— start DATA SUPPLIED —

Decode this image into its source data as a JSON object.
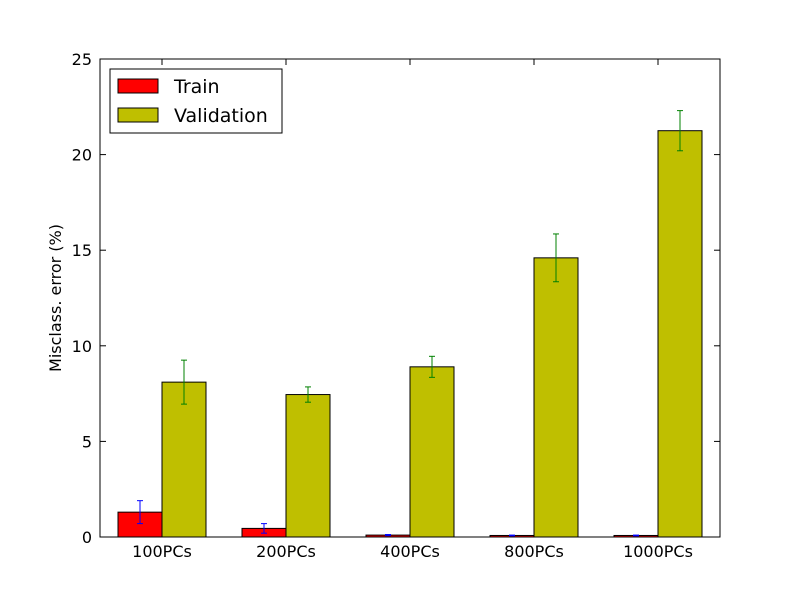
{
  "chart_data": {
    "type": "bar",
    "title": "",
    "xlabel": "",
    "ylabel": "Misclass. error (%)",
    "ylim": [
      0,
      25
    ],
    "yticks": [
      0,
      5,
      10,
      15,
      20,
      25
    ],
    "grid": false,
    "legend_position": "top-left",
    "categories": [
      "100PCs",
      "200PCs",
      "400PCs",
      "800PCs",
      "1000PCs"
    ],
    "series": [
      {
        "name": "Train",
        "color": "#ff0000",
        "error_color": "#0000ff",
        "values": [
          1.3,
          0.45,
          0.1,
          0.08,
          0.08
        ],
        "errors": [
          0.6,
          0.25,
          0.03,
          0.02,
          0.02
        ]
      },
      {
        "name": "Validation",
        "color": "#bfbf00",
        "error_color": "#008000",
        "values": [
          8.1,
          7.45,
          8.9,
          14.6,
          21.25
        ],
        "errors": [
          1.15,
          0.4,
          0.55,
          1.25,
          1.05
        ]
      }
    ]
  }
}
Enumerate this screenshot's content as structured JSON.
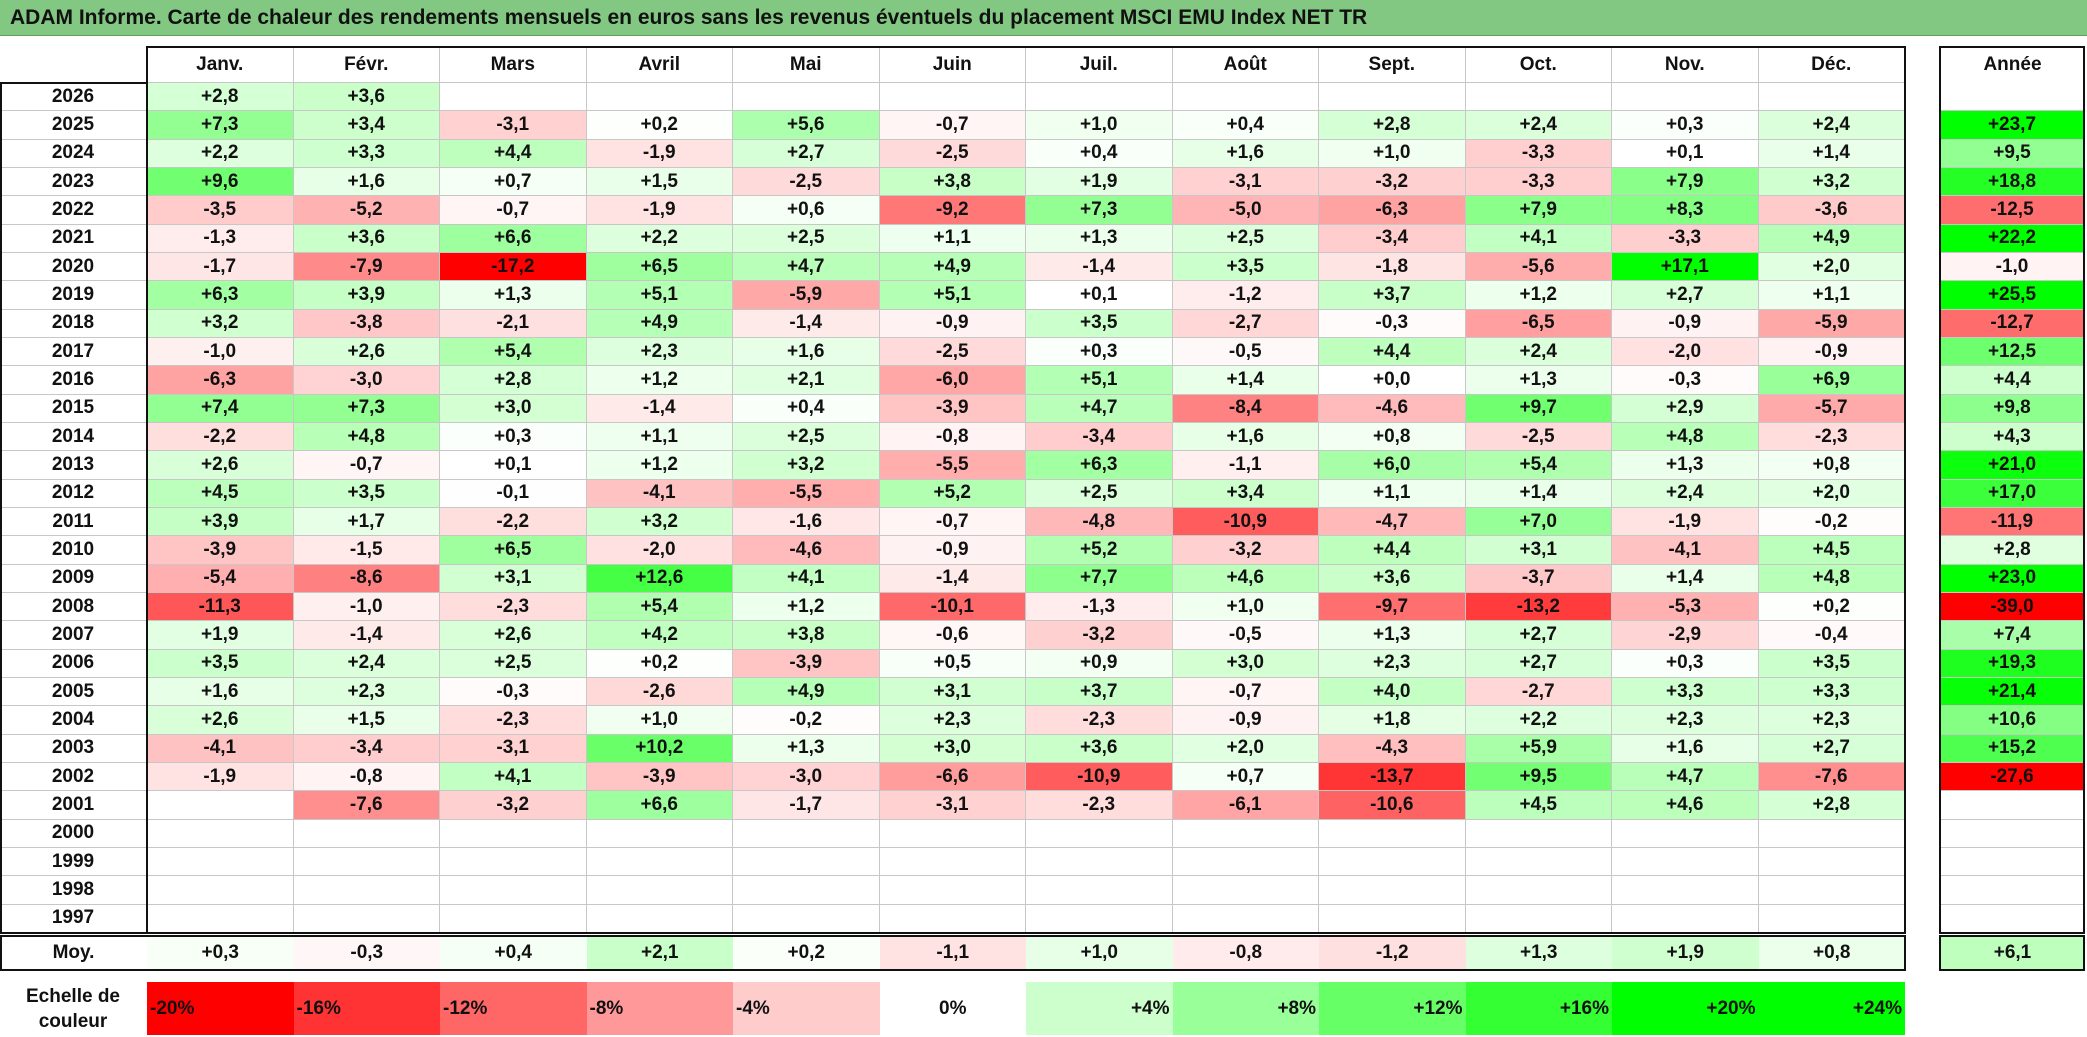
{
  "title": "ADAM Informe. Carte de chaleur des rendements mensuels en euros sans les revenus éventuels du placement MSCI EMU Index NET TR",
  "months": [
    "Janv.",
    "Févr.",
    "Mars",
    "Avril",
    "Mai",
    "Juin",
    "Juil.",
    "Août",
    "Sept.",
    "Oct.",
    "Nov.",
    "Déc."
  ],
  "year_header": "Année",
  "avg_label": "Moy.",
  "scale_label_line1": "Echelle de",
  "scale_label_line2": "couleur",
  "colors": {
    "title_bg": "#82c882",
    "negative_max": "#ff0000",
    "neutral": "#ffffff",
    "positive_max": "#00ff00"
  },
  "chart_data": {
    "type": "heatmap",
    "title": "ADAM Informe. Carte de chaleur des rendements mensuels en euros sans les revenus éventuels du placement MSCI EMU Index NET TR",
    "rows": [
      {
        "year": "2026",
        "values": [
          "+2,8",
          "+3,6",
          "",
          "",
          "",
          "",
          "",
          "",
          "",
          "",
          "",
          ""
        ],
        "annual": ""
      },
      {
        "year": "2025",
        "values": [
          "+7,3",
          "+3,4",
          "-3,1",
          "+0,2",
          "+5,6",
          "-0,7",
          "+1,0",
          "+0,4",
          "+2,8",
          "+2,4",
          "+0,3",
          "+2,4"
        ],
        "annual": "+23,7"
      },
      {
        "year": "2024",
        "values": [
          "+2,2",
          "+3,3",
          "+4,4",
          "-1,9",
          "+2,7",
          "-2,5",
          "+0,4",
          "+1,6",
          "+1,0",
          "-3,3",
          "+0,1",
          "+1,4"
        ],
        "annual": "+9,5"
      },
      {
        "year": "2023",
        "values": [
          "+9,6",
          "+1,6",
          "+0,7",
          "+1,5",
          "-2,5",
          "+3,8",
          "+1,9",
          "-3,1",
          "-3,2",
          "-3,3",
          "+7,9",
          "+3,2"
        ],
        "annual": "+18,8"
      },
      {
        "year": "2022",
        "values": [
          "-3,5",
          "-5,2",
          "-0,7",
          "-1,9",
          "+0,6",
          "-9,2",
          "+7,3",
          "-5,0",
          "-6,3",
          "+7,9",
          "+8,3",
          "-3,6"
        ],
        "annual": "-12,5"
      },
      {
        "year": "2021",
        "values": [
          "-1,3",
          "+3,6",
          "+6,6",
          "+2,2",
          "+2,5",
          "+1,1",
          "+1,3",
          "+2,5",
          "-3,4",
          "+4,1",
          "-3,3",
          "+4,9"
        ],
        "annual": "+22,2"
      },
      {
        "year": "2020",
        "values": [
          "-1,7",
          "-7,9",
          "-17,2",
          "+6,5",
          "+4,7",
          "+4,9",
          "-1,4",
          "+3,5",
          "-1,8",
          "-5,6",
          "+17,1",
          "+2,0"
        ],
        "annual": "-1,0"
      },
      {
        "year": "2019",
        "values": [
          "+6,3",
          "+3,9",
          "+1,3",
          "+5,1",
          "-5,9",
          "+5,1",
          "+0,1",
          "-1,2",
          "+3,7",
          "+1,2",
          "+2,7",
          "+1,1"
        ],
        "annual": "+25,5"
      },
      {
        "year": "2018",
        "values": [
          "+3,2",
          "-3,8",
          "-2,1",
          "+4,9",
          "-1,4",
          "-0,9",
          "+3,5",
          "-2,7",
          "-0,3",
          "-6,5",
          "-0,9",
          "-5,9"
        ],
        "annual": "-12,7"
      },
      {
        "year": "2017",
        "values": [
          "-1,0",
          "+2,6",
          "+5,4",
          "+2,3",
          "+1,6",
          "-2,5",
          "+0,3",
          "-0,5",
          "+4,4",
          "+2,4",
          "-2,0",
          "-0,9"
        ],
        "annual": "+12,5"
      },
      {
        "year": "2016",
        "values": [
          "-6,3",
          "-3,0",
          "+2,8",
          "+1,2",
          "+2,1",
          "-6,0",
          "+5,1",
          "+1,4",
          "+0,0",
          "+1,3",
          "-0,3",
          "+6,9"
        ],
        "annual": "+4,4"
      },
      {
        "year": "2015",
        "values": [
          "+7,4",
          "+7,3",
          "+3,0",
          "-1,4",
          "+0,4",
          "-3,9",
          "+4,7",
          "-8,4",
          "-4,6",
          "+9,7",
          "+2,9",
          "-5,7"
        ],
        "annual": "+9,8"
      },
      {
        "year": "2014",
        "values": [
          "-2,2",
          "+4,8",
          "+0,3",
          "+1,1",
          "+2,5",
          "-0,8",
          "-3,4",
          "+1,6",
          "+0,8",
          "-2,5",
          "+4,8",
          "-2,3"
        ],
        "annual": "+4,3"
      },
      {
        "year": "2013",
        "values": [
          "+2,6",
          "-0,7",
          "+0,1",
          "+1,2",
          "+3,2",
          "-5,5",
          "+6,3",
          "-1,1",
          "+6,0",
          "+5,4",
          "+1,3",
          "+0,8"
        ],
        "annual": "+21,0"
      },
      {
        "year": "2012",
        "values": [
          "+4,5",
          "+3,5",
          "-0,1",
          "-4,1",
          "-5,5",
          "+5,2",
          "+2,5",
          "+3,4",
          "+1,1",
          "+1,4",
          "+2,4",
          "+2,0"
        ],
        "annual": "+17,0"
      },
      {
        "year": "2011",
        "values": [
          "+3,9",
          "+1,7",
          "-2,2",
          "+3,2",
          "-1,6",
          "-0,7",
          "-4,8",
          "-10,9",
          "-4,7",
          "+7,0",
          "-1,9",
          "-0,2"
        ],
        "annual": "-11,9"
      },
      {
        "year": "2010",
        "values": [
          "-3,9",
          "-1,5",
          "+6,5",
          "-2,0",
          "-4,6",
          "-0,9",
          "+5,2",
          "-3,2",
          "+4,4",
          "+3,1",
          "-4,1",
          "+4,5"
        ],
        "annual": "+2,8"
      },
      {
        "year": "2009",
        "values": [
          "-5,4",
          "-8,6",
          "+3,1",
          "+12,6",
          "+4,1",
          "-1,4",
          "+7,7",
          "+4,6",
          "+3,6",
          "-3,7",
          "+1,4",
          "+4,8"
        ],
        "annual": "+23,0"
      },
      {
        "year": "2008",
        "values": [
          "-11,3",
          "-1,0",
          "-2,3",
          "+5,4",
          "+1,2",
          "-10,1",
          "-1,3",
          "+1,0",
          "-9,7",
          "-13,2",
          "-5,3",
          "+0,2"
        ],
        "annual": "-39,0"
      },
      {
        "year": "2007",
        "values": [
          "+1,9",
          "-1,4",
          "+2,6",
          "+4,2",
          "+3,8",
          "-0,6",
          "-3,2",
          "-0,5",
          "+1,3",
          "+2,7",
          "-2,9",
          "-0,4"
        ],
        "annual": "+7,4"
      },
      {
        "year": "2006",
        "values": [
          "+3,5",
          "+2,4",
          "+2,5",
          "+0,2",
          "-3,9",
          "+0,5",
          "+0,9",
          "+3,0",
          "+2,3",
          "+2,7",
          "+0,3",
          "+3,5"
        ],
        "annual": "+19,3"
      },
      {
        "year": "2005",
        "values": [
          "+1,6",
          "+2,3",
          "-0,3",
          "-2,6",
          "+4,9",
          "+3,1",
          "+3,7",
          "-0,7",
          "+4,0",
          "-2,7",
          "+3,3",
          "+3,3"
        ],
        "annual": "+21,4"
      },
      {
        "year": "2004",
        "values": [
          "+2,6",
          "+1,5",
          "-2,3",
          "+1,0",
          "-0,2",
          "+2,3",
          "-2,3",
          "-0,9",
          "+1,8",
          "+2,2",
          "+2,3",
          "+2,3"
        ],
        "annual": "+10,6"
      },
      {
        "year": "2003",
        "values": [
          "-4,1",
          "-3,4",
          "-3,1",
          "+10,2",
          "+1,3",
          "+3,0",
          "+3,6",
          "+2,0",
          "-4,3",
          "+5,9",
          "+1,6",
          "+2,7"
        ],
        "annual": "+15,2"
      },
      {
        "year": "2002",
        "values": [
          "-1,9",
          "-0,8",
          "+4,1",
          "-3,9",
          "-3,0",
          "-6,6",
          "-10,9",
          "+0,7",
          "-13,7",
          "+9,5",
          "+4,7",
          "-7,6"
        ],
        "annual": "-27,6"
      },
      {
        "year": "2001",
        "values": [
          "",
          "-7,6",
          "-3,2",
          "+6,6",
          "-1,7",
          "-3,1",
          "-2,3",
          "-6,1",
          "-10,6",
          "+4,5",
          "+4,6",
          "+2,8"
        ],
        "annual": ""
      },
      {
        "year": "2000",
        "values": [
          "",
          "",
          "",
          "",
          "",
          "",
          "",
          "",
          "",
          "",
          "",
          ""
        ],
        "annual": ""
      },
      {
        "year": "1999",
        "values": [
          "",
          "",
          "",
          "",
          "",
          "",
          "",
          "",
          "",
          "",
          "",
          ""
        ],
        "annual": ""
      },
      {
        "year": "1998",
        "values": [
          "",
          "",
          "",
          "",
          "",
          "",
          "",
          "",
          "",
          "",
          "",
          ""
        ],
        "annual": ""
      },
      {
        "year": "1997",
        "values": [
          "",
          "",
          "",
          "",
          "",
          "",
          "",
          "",
          "",
          "",
          "",
          ""
        ],
        "annual": ""
      }
    ],
    "average": {
      "values": [
        "+0,3",
        "-0,3",
        "+0,4",
        "+2,1",
        "+0,2",
        "-1,1",
        "+1,0",
        "-0,8",
        "-1,2",
        "+1,3",
        "+1,9",
        "+0,8"
      ],
      "annual": "+6,1"
    },
    "color_scale": {
      "min": -20,
      "max": 24,
      "labels": [
        "-20%",
        "-16%",
        "-12%",
        "-8%",
        "-4%",
        "0%",
        "+4%",
        "+8%",
        "+12%",
        "+16%",
        "+20%",
        "+24%"
      ],
      "values": [
        -20,
        -16,
        -12,
        -8,
        -4,
        0,
        4,
        8,
        12,
        16,
        20,
        24
      ]
    }
  }
}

— end DATA SUPPLIED —

Copy the lines from the entries above in which the word "chaleur" appears.

  "title": "ADAM Informe. Carte de chaleur des rendements mensuels en euros sans les revenus éventuels du placement MSCI EMU Index NET TR",
    "title": "ADAM Informe. Carte de chaleur des rendements mensuels en euros sans les revenus éventuels du placement MSCI EMU Index NET TR",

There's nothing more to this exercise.